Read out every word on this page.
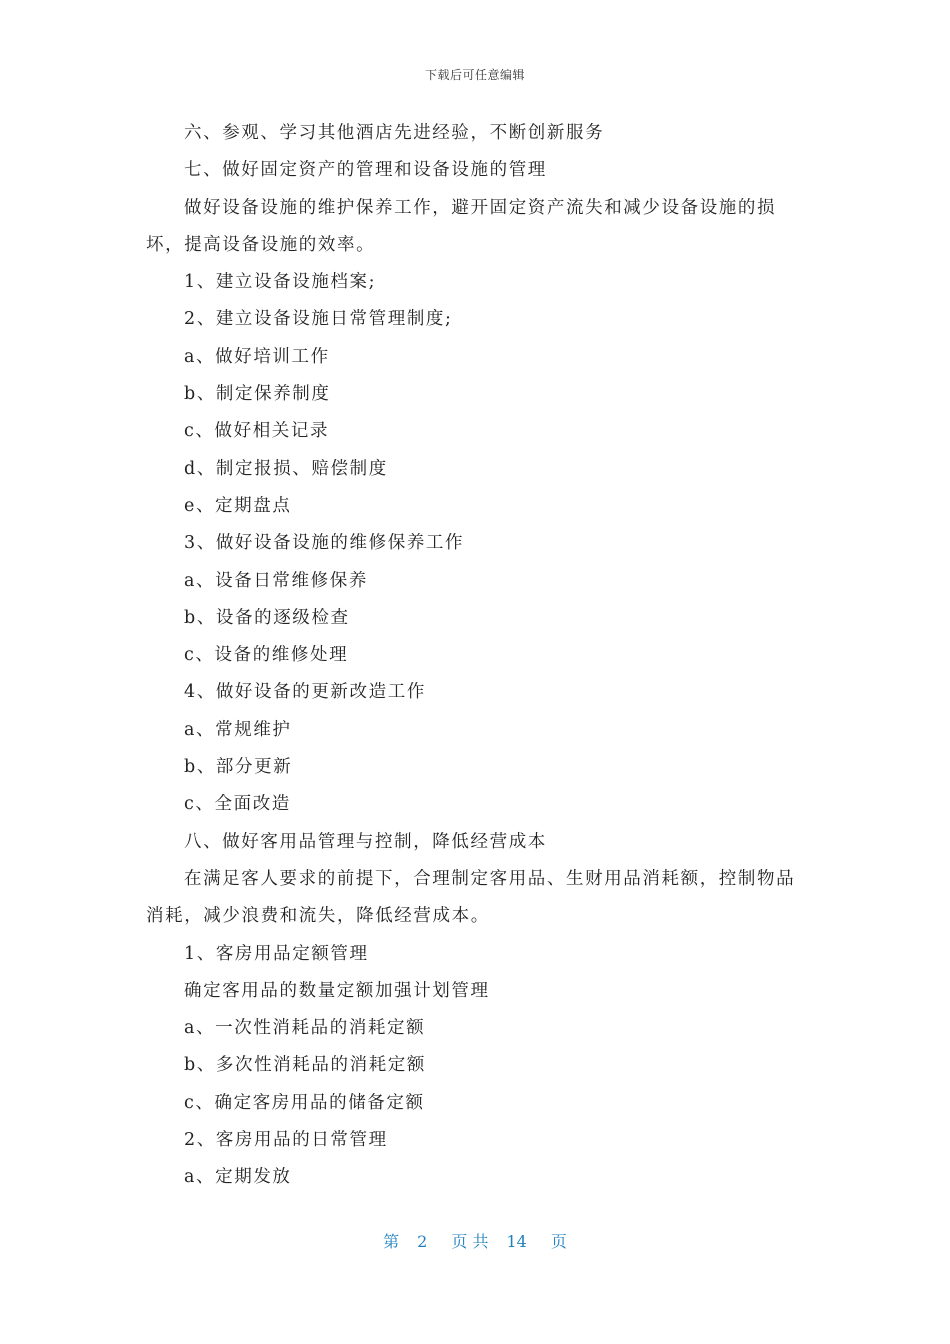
下载后可任意编辑

六、参观、学习其他酒店先进经验，不断创新服务

七、做好固定资产的管理和设备设施的管理

做好设备设施的维护保养工作，避开固定资产流失和减少设备设施的损坏，提高设备设施的效率。

1、建立设备设施档案;

2、建立设备设施日常管理制度;

a、做好培训工作

b、制定保养制度

c、做好相关记录

d、制定报损、赔偿制度

e、定期盘点

3、做好设备设施的维修保养工作

a、设备日常维修保养

b、设备的逐级检查

c、设备的维修处理

4、做好设备的更新改造工作

a、常规维护

b、部分更新

c、全面改造

八、做好客用品管理与控制，降低经营成本

在满足客人要求的前提下，合理制定客用品、生财用品消耗额，控制物品消耗，减少浪费和流失，降低经营成本。

1、客房用品定额管理

确定客用品的数量定额加强计划管理

a、一次性消耗品的消耗定额

b、多次性消耗品的消耗定额

c、确定客房用品的储备定额

2、客房用品的日常管理

a、定期发放

第 2 页 共 14 页
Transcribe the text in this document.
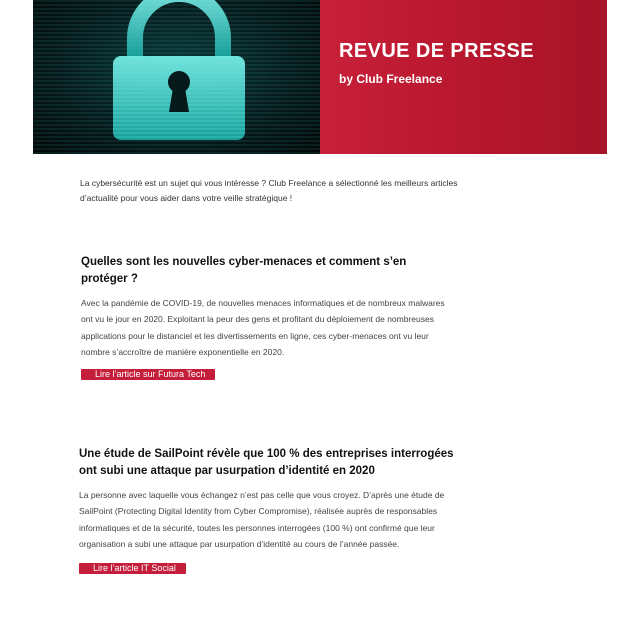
REVUE DE PRESSE
by Club Freelance

La cybersécurité est un sujet qui vous intéresse ? Club Freelance a sélectionné les meilleurs articles d’actualité pour vous aider dans votre veille stratégique !

Quelles sont les nouvelles cyber-menaces et comment s’en protéger ?

Avec la pandémie de COVID-19, de nouvelles menaces informatiques et de nombreux malwares ont vu le jour en 2020. Exploitant la peur des gens et profitant du déploiement de nombreuses applications pour le distanciel et les divertissements en ligne, ces cyber-menaces ont vu leur nombre s’accroître de manière exponentielle en 2020.

Lire l’article sur Futura Tech
Une étude de SailPoint révèle que 100 % des entreprises interrogées ont subi une attaque par usurpation d’identité en 2020

La personne avec laquelle vous échangez n’est pas celle que vous croyez. D’après une étude de SailPoint (Protecting Digital Identity from Cyber Compromise), réalisée auprès de responsables informatiques et de la sécurité, toutes les personnes interrogées (100 %) ont confirmé que leur organisation a subi une attaque par usurpation d’identité au cours de l’année passée.

Lire l’article IT Social
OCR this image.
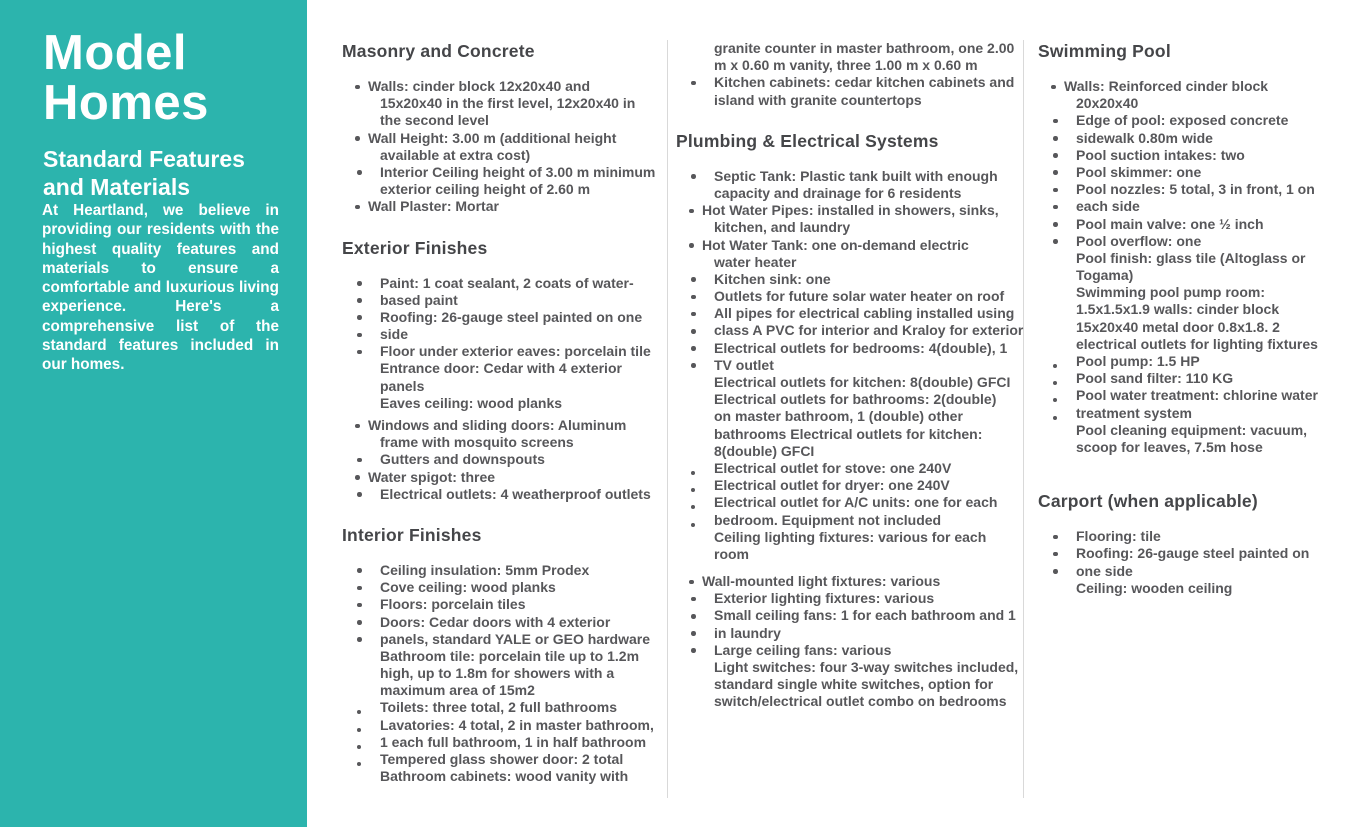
Model
Homes
Standard Features and Materials
At Heartland, we believe in providing our residents with the highest quality features and materials to ensure a comfortable and luxurious living experience. Here's a comprehensive list of the standard features included in our homes.
Masonry and Concrete
Walls: cinder block 12x20x40 and
15x20x40 in the first level, 12x20x40 in
the second level
Wall Height: 3.00 m (additional height
available at extra cost)
Interior Ceiling height of 3.00 m minimum
exterior ceiling height of 2.60 m
Wall Plaster: Mortar
Exterior Finishes
Paint: 1 coat sealant, 2 coats of water-
based paint
Roofing: 26-gauge steel painted on one
side
Floor under exterior eaves: porcelain tile
Entrance door: Cedar with 4 exterior
panels
Eaves ceiling: wood planks
Windows and sliding doors: Aluminum
frame with mosquito screens
Gutters and downspouts
Water spigot: three
Electrical outlets: 4 weatherproof outlets
Interior Finishes
Ceiling insulation: 5mm Prodex
Cove ceiling: wood planks
Floors: porcelain tiles
Doors: Cedar doors with 4 exterior
panels, standard YALE or GEO hardware
Bathroom tile: porcelain tile up to 1.2m
high, up to 1.8m for showers with a
maximum area of 15m2
Toilets: three total, 2 full bathrooms
Lavatories: 4 total, 2 in master bathroom,
1 each full bathroom, 1 in half bathroom
Tempered glass shower door: 2 total
Bathroom cabinets: wood vanity with
granite counter in master bathroom, one 2.00
m x 0.60 m vanity, three 1.00 m x 0.60 m
Kitchen cabinets: cedar kitchen cabinets and
island with granite countertops
Plumbing & Electrical Systems
Septic Tank: Plastic tank built with enough
capacity and drainage for 6 residents
Hot Water Pipes: installed in showers, sinks,
kitchen, and laundry
Hot Water Tank: one on-demand electric
water heater
Kitchen sink: one
Outlets for future solar water heater on roof
All pipes for electrical cabling installed using
class A PVC for interior and Kraloy for exterior
Electrical outlets for bedrooms: 4(double), 1
TV outlet
Electrical outlets for kitchen: 8(double) GFCI
Electrical outlets for bathrooms: 2(double)
on master bathroom, 1 (double) other
bathrooms Electrical outlets for kitchen:
8(double) GFCI
Electrical outlet for stove: one 240V
Electrical outlet for dryer: one 240V
Electrical outlet for A/C units: one for each
bedroom. Equipment not included
Ceiling lighting fixtures: various for each
room
Wall-mounted light fixtures: various
Exterior lighting fixtures: various
Small ceiling fans: 1 for each bathroom and 1
in laundry
Large ceiling fans: various
Light switches: four 3-way switches included,
standard single white switches, option for
switch/electrical outlet combo on bedrooms
Swimming Pool
Walls: Reinforced cinder block
20x20x40
Edge of pool: exposed concrete
sidewalk 0.80m wide
Pool suction intakes: two
Pool skimmer: one
Pool nozzles: 5 total, 3 in front, 1 on
each side
Pool main valve: one ½ inch
Pool overflow: one
Pool finish: glass tile (Altoglass or
Togama)
Swimming pool pump room:
1.5x1.5x1.9 walls: cinder block
15x20x40 metal door 0.8x1.8. 2
electrical outlets for lighting fixtures
Pool pump: 1.5 HP
Pool sand filter: 110 KG
Pool water treatment: chlorine water
treatment system
Pool cleaning equipment: vacuum,
scoop for leaves, 7.5m hose
Carport (when applicable)
Flooring: tile
Roofing: 26-gauge steel painted on
one side
Ceiling: wooden ceiling
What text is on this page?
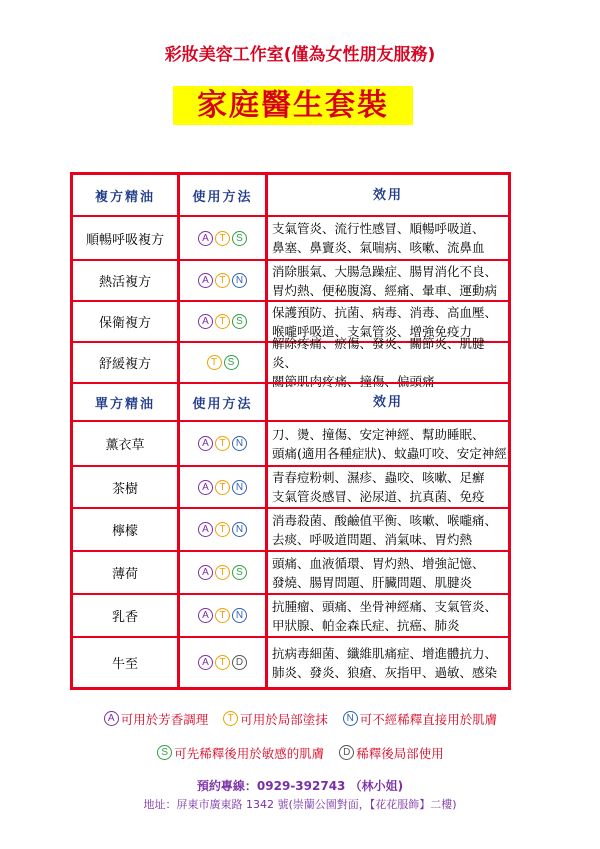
彩妝美容工作室(僅為女性朋友服務)
家庭醫生套裝
複方精油	使用方法	效用
順暢呼吸複方	A	T	S
支氣管炎、流行性感冒、順暢呼吸道、
鼻塞、鼻竇炎、氣喘病、咳嗽、流鼻血
熱活複方	A	T	N
消除脹氣、大腸急躁症、腸胃消化不良、
胃灼熱、便秘腹瀉、經痛、暈車、運動病
保衛複方	A	T	S
保護預防、抗菌、病毒、消毒、高血壓、
喉嚨呼吸道、支氣管炎、增強免疫力
舒緩複方	T	S
解除疼痛、瘀傷、發炎、關節炎、肌腱炎、
關節肌肉疼痛、撞傷、偏頭痛
單方精油	使用方法	效用
薰衣草	A	T	N
刀、燙、撞傷、安定神經、幫助睡眠、
頭痛(適用各種症狀)、蚊蟲叮咬、安定神經
茶樹	A	T	N
青春痘粉刺、濕疹、蟲咬、咳嗽、足癬
支氣管炎感冒、泌尿道、抗真菌、免疫
檸檬	A	T	N
消毒殺菌、酸鹼值平衡、咳嗽、喉嚨痛、
去痰、呼吸道問題、消氣味、胃灼熱
薄荷	A	T	S
頭痛、血液循環、胃灼熱、增強記憶、
發燒、腸胃問題、肝臟問題、肌腱炎
乳香	A	T	N
抗腫瘤、頭痛、坐骨神經痛、支氣管炎、
甲狀腺、帕金森氏症、抗癌、肺炎
牛至	A	T	D
抗病毒細菌、纖維肌痛症、增進體抗力、
肺炎、發炎、狼瘡、灰指甲、過敏、感染
A 可用於芳香調理	T 可用於局部塗抹	N 可不經稀釋直接用於肌膚
S 可先稀釋後用於敏感的肌膚	D 稀釋後局部使用
預約專線：0929-392743 （林小姐)
地址：屏東市廣東路 1342 號(崇蘭公園對面，【花花服飾】二樓)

________________________

### GIVEN TASK
In the copy, include all records verbatim but no images.

### OUTPUT
Read out every word on this page.
下载后可任意编辑

六、参观、学习其他酒店先进经验，不断创新服务

七、做好固定资产的管理和设备设施的管理

做好设备设施的维护保养工作，避开固定资产流失和减少设备设施的损坏，提高设备设施的效率。

1、建立设备设施档案;

2、建立设备设施日常管理制度;

a、做好培训工作

b、制定保养制度

c、做好相关记录

d、制定报损、赔偿制度

e、定期盘点

3、做好设备设施的维修保养工作

a、设备日常维修保养

b、设备的逐级检查

c、设备的维修处理

4、做好设备的更新改造工作

a、常规维护

b、部分更新

c、全面改造

八、做好客用品管理与控制，降低经营成本

在满足客人要求的前提下，合理制定客用品、生财用品消耗额，控制物品消耗，减少浪费和流失，降低经营成本。

1、客房用品定额管理

确定客用品的数量定额加强计划管理

a、一次性消耗品的消耗定额

b、多次性消耗品的消耗定额

c、确定客房用品的储备定额

2、客房用品的日常管理

a、定期发放

第 2 页 共 14 页
Transcribe the text in this document.
REVUE DE PRESSE
by Club Freelance

La cybersécurité est un sujet qui vous intéresse ? Club Freelance a sélectionné les meilleurs articles d’actualité pour vous aider dans votre veille stratégique !

Quelles sont les nouvelles cyber-menaces et comment s’en protéger ?

Avec la pandémie de COVID-19, de nouvelles menaces informatiques et de nombreux malwares ont vu le jour en 2020. Exploitant la peur des gens et profitant du déploiement de nombreuses applications pour le distanciel et les divertissements en ligne, ces cyber-menaces ont vu leur nombre s’accroître de manière exponentielle en 2020.

Lire l’article sur Futura Tech
Une étude de SailPoint révèle que 100 % des entreprises interrogées ont subi une attaque par usurpation d’identité en 2020

La personne avec laquelle vous échangez n’est pas celle que vous croyez. D’après une étude de SailPoint (Protecting Digital Identity from Cyber Compromise), réalisée auprès de responsables informatiques et de la sécurité, toutes les personnes interrogées (100 %) ont confirmé que leur organisation a subi une attaque par usurpation d’identité au cours de l’année passée.

Lire l’article IT Social
OCR this image.
Model
Homes
Standard Features and Materials
At Heartland, we believe in providing our residents with the highest quality features and materials to ensure a comfortable and luxurious living experience. Here's a comprehensive list of the standard features included in our homes.
Masonry and Concrete
Walls: cinder block 12x20x40 and
15x20x40 in the first level, 12x20x40 in
the second level
Wall Height: 3.00 m (additional height
available at extra cost)
Interior Ceiling height of 3.00 m minimum
exterior ceiling height of 2.60 m
Wall Plaster: Mortar
Exterior Finishes
Paint: 1 coat sealant, 2 coats of water-
based paint
Roofing: 26-gauge steel painted on one
side
Floor under exterior eaves: porcelain tile
Entrance door: Cedar with 4 exterior
panels
Eaves ceiling: wood planks
Windows and sliding doors: Aluminum
frame with mosquito screens
Gutters and downspouts
Water spigot: three
Electrical outlets: 4 weatherproof outlets
Interior Finishes
Ceiling insulation: 5mm Prodex
Cove ceiling: wood planks
Floors: porcelain tiles
Doors: Cedar doors with 4 exterior
panels, standard YALE or GEO hardware
Bathroom tile: porcelain tile up to 1.2m
high, up to 1.8m for showers with a
maximum area of 15m2
Toilets: three total, 2 full bathrooms
Lavatories: 4 total, 2 in master bathroom,
1 each full bathroom, 1 in half bathroom
Tempered glass shower door: 2 total
Bathroom cabinets: wood vanity with
granite counter in master bathroom, one 2.00
m x 0.60 m vanity, three 1.00 m x 0.60 m
Kitchen cabinets: cedar kitchen cabinets and
island with granite countertops
Plumbing & Electrical Systems
Septic Tank: Plastic tank built with enough
capacity and drainage for 6 residents
Hot Water Pipes: installed in showers, sinks,
kitchen, and laundry
Hot Water Tank: one on-demand electric
water heater
Kitchen sink: one
Outlets for future solar water heater on roof
All pipes for electrical cabling installed using
class A PVC for interior and Kraloy for exterior
Electrical outlets for bedrooms: 4(double), 1
TV outlet
Electrical outlets for kitchen: 8(double) GFCI
Electrical outlets for bathrooms: 2(double)
on master bathroom, 1 (double) other
bathrooms Electrical outlets for kitchen:
8(double) GFCI
Electrical outlet for stove: one 240V
Electrical outlet for dryer: one 240V
Electrical outlet for A/C units: one for each
bedroom. Equipment not included
Ceiling lighting fixtures: various for each
room
Wall-mounted light fixtures: various
Exterior lighting fixtures: various
Small ceiling fans: 1 for each bathroom and 1
in laundry
Large ceiling fans: various
Light switches: four 3-way switches included,
standard single white switches, option for
switch/electrical outlet combo on bedrooms
Swimming Pool
Walls: Reinforced cinder block
20x20x40
Edge of pool: exposed concrete
sidewalk 0.80m wide
Pool suction intakes: two
Pool skimmer: one
Pool nozzles: 5 total, 3 in front, 1 on
each side
Pool main valve: one ½ inch
Pool overflow: one
Pool finish: glass tile (Altoglass or
Togama)
Swimming pool pump room:
1.5x1.5x1.9 walls: cinder block
15x20x40 metal door 0.8x1.8. 2
electrical outlets for lighting fixtures
Pool pump: 1.5 HP
Pool sand filter: 110 KG
Pool water treatment: chlorine water
treatment system
Pool cleaning equipment: vacuum,
scoop for leaves, 7.5m hose
Carport (when applicable)
Flooring: tile
Roofing: 26-gauge steel painted on
one side
Ceiling: wooden ceiling
What text is on this page?
彩妝美容工作室(僅為女性朋友服務)
家庭醫生套裝
複方精油	使用方法	效用
順暢呼吸複方	A	T	S
支氣管炎、流行性感冒、順暢呼吸道、
鼻塞、鼻竇炎、氣喘病、咳嗽、流鼻血
熱活複方	A	T	N
消除脹氣、大腸急躁症、腸胃消化不良、
胃灼熱、便秘腹瀉、經痛、暈車、運動病
保衛複方	A	T	S
保護預防、抗菌、病毒、消毒、高血壓、
喉嚨呼吸道、支氣管炎、增強免疫力
舒緩複方	T	S
解除疼痛、瘀傷、發炎、關節炎、肌腱炎、
關節肌肉疼痛、撞傷、偏頭痛
單方精油	使用方法	效用
薰衣草	A	T	N
刀、燙、撞傷、安定神經、幫助睡眠、
頭痛(適用各種症狀)、蚊蟲叮咬、安定神經
茶樹	A	T	N
青春痘粉刺、濕疹、蟲咬、咳嗽、足癬
支氣管炎感冒、泌尿道、抗真菌、免疫
檸檬	A	T	N
消毒殺菌、酸鹼值平衡、咳嗽、喉嚨痛、
去痰、呼吸道問題、消氣味、胃灼熱
薄荷	A	T	S
頭痛、血液循環、胃灼熱、增強記憶、
發燒、腸胃問題、肝臟問題、肌腱炎
乳香	A	T	N
抗腫瘤、頭痛、坐骨神經痛、支氣管炎、
甲狀腺、帕金森氏症、抗癌、肺炎
牛至	A	T	D
抗病毒細菌、纖維肌痛症、增進體抗力、
肺炎、發炎、狼瘡、灰指甲、過敏、感染
A 可用於芳香調理	T 可用於局部塗抹	N 可不經稀釋直接用於肌膚
S 可先稀釋後用於敏感的肌膚	D 稀釋後局部使用
預約專線：0929-392743 （林小姐)
地址：屏東市廣東路 1342 號(崇蘭公園對面，【花花服飾】二樓)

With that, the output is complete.